(Listings of boxed layout items)

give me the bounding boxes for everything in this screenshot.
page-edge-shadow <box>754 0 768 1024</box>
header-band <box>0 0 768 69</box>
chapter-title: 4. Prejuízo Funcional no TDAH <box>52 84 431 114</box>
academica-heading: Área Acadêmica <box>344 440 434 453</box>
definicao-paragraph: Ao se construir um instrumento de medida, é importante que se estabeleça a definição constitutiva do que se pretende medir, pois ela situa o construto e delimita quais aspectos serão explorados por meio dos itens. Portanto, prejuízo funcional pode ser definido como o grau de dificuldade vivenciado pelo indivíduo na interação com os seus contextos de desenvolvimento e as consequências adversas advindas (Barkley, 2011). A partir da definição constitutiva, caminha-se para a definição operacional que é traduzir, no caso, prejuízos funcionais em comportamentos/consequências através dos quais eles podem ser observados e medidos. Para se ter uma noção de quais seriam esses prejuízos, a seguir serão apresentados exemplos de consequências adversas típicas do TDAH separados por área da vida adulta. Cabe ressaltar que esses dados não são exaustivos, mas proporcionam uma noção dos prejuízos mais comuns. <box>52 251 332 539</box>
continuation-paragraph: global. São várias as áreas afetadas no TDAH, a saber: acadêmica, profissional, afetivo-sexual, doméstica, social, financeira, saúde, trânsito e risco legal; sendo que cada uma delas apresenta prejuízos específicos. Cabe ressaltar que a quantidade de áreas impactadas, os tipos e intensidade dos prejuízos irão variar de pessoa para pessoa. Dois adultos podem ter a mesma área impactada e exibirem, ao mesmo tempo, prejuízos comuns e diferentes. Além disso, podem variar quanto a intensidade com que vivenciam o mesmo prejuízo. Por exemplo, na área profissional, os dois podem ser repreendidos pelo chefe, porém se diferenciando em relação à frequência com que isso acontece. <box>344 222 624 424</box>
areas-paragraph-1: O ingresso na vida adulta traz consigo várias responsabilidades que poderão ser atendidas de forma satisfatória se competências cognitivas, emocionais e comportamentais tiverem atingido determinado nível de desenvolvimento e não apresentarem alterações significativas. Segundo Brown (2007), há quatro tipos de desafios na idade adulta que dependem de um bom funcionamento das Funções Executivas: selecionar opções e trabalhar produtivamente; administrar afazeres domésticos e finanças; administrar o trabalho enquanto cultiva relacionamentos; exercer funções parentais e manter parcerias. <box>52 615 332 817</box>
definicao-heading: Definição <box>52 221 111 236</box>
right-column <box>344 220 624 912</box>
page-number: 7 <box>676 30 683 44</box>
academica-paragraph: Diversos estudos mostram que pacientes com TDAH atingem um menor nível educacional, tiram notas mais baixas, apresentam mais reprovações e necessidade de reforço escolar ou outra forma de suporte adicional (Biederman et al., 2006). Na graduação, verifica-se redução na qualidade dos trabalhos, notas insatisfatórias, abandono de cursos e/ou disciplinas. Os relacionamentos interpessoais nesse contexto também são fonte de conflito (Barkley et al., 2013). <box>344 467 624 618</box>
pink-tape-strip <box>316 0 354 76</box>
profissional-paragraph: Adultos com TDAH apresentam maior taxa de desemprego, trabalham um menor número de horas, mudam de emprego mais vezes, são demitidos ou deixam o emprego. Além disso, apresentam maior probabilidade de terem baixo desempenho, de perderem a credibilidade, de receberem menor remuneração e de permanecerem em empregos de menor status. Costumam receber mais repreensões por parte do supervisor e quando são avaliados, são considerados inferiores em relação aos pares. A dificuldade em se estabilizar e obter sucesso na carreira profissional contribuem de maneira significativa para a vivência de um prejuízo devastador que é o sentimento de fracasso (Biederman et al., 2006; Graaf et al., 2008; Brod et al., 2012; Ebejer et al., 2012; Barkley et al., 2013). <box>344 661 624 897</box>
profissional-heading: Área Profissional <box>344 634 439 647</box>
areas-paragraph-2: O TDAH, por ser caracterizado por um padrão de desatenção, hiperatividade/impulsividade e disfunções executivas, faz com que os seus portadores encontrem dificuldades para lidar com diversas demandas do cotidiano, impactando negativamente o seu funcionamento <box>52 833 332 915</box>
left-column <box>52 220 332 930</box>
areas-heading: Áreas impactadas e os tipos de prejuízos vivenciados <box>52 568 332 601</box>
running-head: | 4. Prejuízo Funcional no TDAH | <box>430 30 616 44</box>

REQUIRED WORK: Give every line of the rows above as a numbered list, and leave out any blank lines.

ANSWER FOR THE TASK:
1. give me the bounding boxes for everything in this screenshot.
2. page-edge-shadow <box>754 0 768 1024</box>
3. header-band <box>0 0 768 69</box>
4. chapter-title: 4. Prejuízo Funcional no TDAH <box>52 84 431 114</box>
5. academica-heading: Área Acadêmica <box>344 440 434 453</box>
6. definicao-paragraph: Ao se construir um instrumento de medida, é importante que se estabeleça a definição constitutiva do que se pretende medir, pois ela situa o construto e delimita quais aspectos serão explorados por meio dos itens. Portanto, prejuízo funcional pode ser definido como o grau de dificuldade vivenciado pelo indivíduo na interação com os seus contextos de desenvolvimento e as consequências adversas advindas (Barkley, 2011). A partir da definição constitutiva, caminha-se para a definição operacional que é traduzir, no caso, prejuízos funcionais em comportamentos/consequências através dos quais eles podem ser observados e medidos. Para se ter uma noção de quais seriam esses prejuízos, a seguir serão apresentados exemplos de consequências adversas típicas do TDAH separados por área da vida adulta. Cabe ressaltar que esses dados não são exaustivos, mas proporcionam uma noção dos prejuízos mais comuns. <box>52 251 332 539</box>
7. continuation-paragraph: global. São várias as áreas afetadas no TDAH, a saber: acadêmica, profissional, afetivo-sexual, doméstica, social, financeira, saúde, trânsito e risco legal; sendo que cada uma delas apresenta prejuízos específicos. Cabe ressaltar que a quantidade de áreas impactadas, os tipos e intensidade dos prejuízos irão variar de pessoa para pessoa. Dois adultos podem ter a mesma área impactada e exibirem, ao mesmo tempo, prejuízos comuns e diferentes. Além disso, podem variar quanto a intensidade com que vivenciam o mesmo prejuízo. Por exemplo, na área profissional, os dois podem ser repreendidos pelo chefe, porém se diferenciando em relação à frequência com que isso acontece. <box>344 222 624 424</box>
8. areas-paragraph-1: O ingresso na vida adulta traz consigo várias responsabilidades que poderão ser atendidas de forma satisfatória se competências cognitivas, emocionais e comportamentais tiverem atingido determinado nível de desenvolvimento e não apresentarem alterações significativas. Segundo Brown (2007), há quatro tipos de desafios na idade adulta que dependem de um bom funcionamento das Funções Executivas: selecionar opções e trabalhar produtivamente; administrar afazeres domésticos e finanças; administrar o trabalho enquanto cultiva relacionamentos; exercer funções parentais e manter parcerias. <box>52 615 332 817</box>
9. definicao-heading: Definição <box>52 221 111 236</box>
10. right-column <box>344 220 624 912</box>
11. page-number: 7 <box>676 30 683 44</box>
12. academica-paragraph: Diversos estudos mostram que pacientes com TDAH atingem um menor nível educacional, tiram notas mais baixas, apresentam mais reprovações e necessidade de reforço escolar ou outra forma de suporte adicional (Biederman et al., 2006). Na graduação, verifica-se redução na qualidade dos trabalhos, notas insatisfatórias, abandono de cursos e/ou disciplinas. Os relacionamentos interpessoais nesse contexto também são fonte de conflito (Barkley et al., 2013). <box>344 467 624 618</box>
13. pink-tape-strip <box>316 0 354 76</box>
14. profissional-paragraph: Adultos com TDAH apresentam maior taxa de desemprego, trabalham um menor número de horas, mudam de emprego mais vezes, são demitidos ou deixam o emprego. Além disso, apresentam maior probabilidade de terem baixo desempenho, de perderem a credibilidade, de receberem menor remuneração e de permanecerem em empregos de menor status. Costumam receber mais repreensões por parte do supervisor e quando são avaliados, são considerados inferiores em relação aos pares. A dificuldade em se estabilizar e obter sucesso na carreira profissional contribuem de maneira significativa para a vivência de um prejuízo devastador que é o sentimento de fracasso (Biederman et al., 2006; Graaf et al., 2008; Brod et al., 2012; Ebejer et al., 2012; Barkley et al., 2013). <box>344 661 624 897</box>
15. profissional-heading: Área Profissional <box>344 634 439 647</box>
16. areas-paragraph-2: O TDAH, por ser caracterizado por um padrão de desatenção, hiperatividade/impulsividade e disfunções executivas, faz com que os seus portadores encontrem dificuldades para lidar com diversas demandas do cotidiano, impactando negativamente o seu funcionamento <box>52 833 332 915</box>
17. left-column <box>52 220 332 930</box>
18. areas-heading: Áreas impactadas e os tipos de prejuízos vivenciados <box>52 568 332 601</box>
19. running-head: | 4. Prejuízo Funcional no TDAH | <box>430 30 616 44</box>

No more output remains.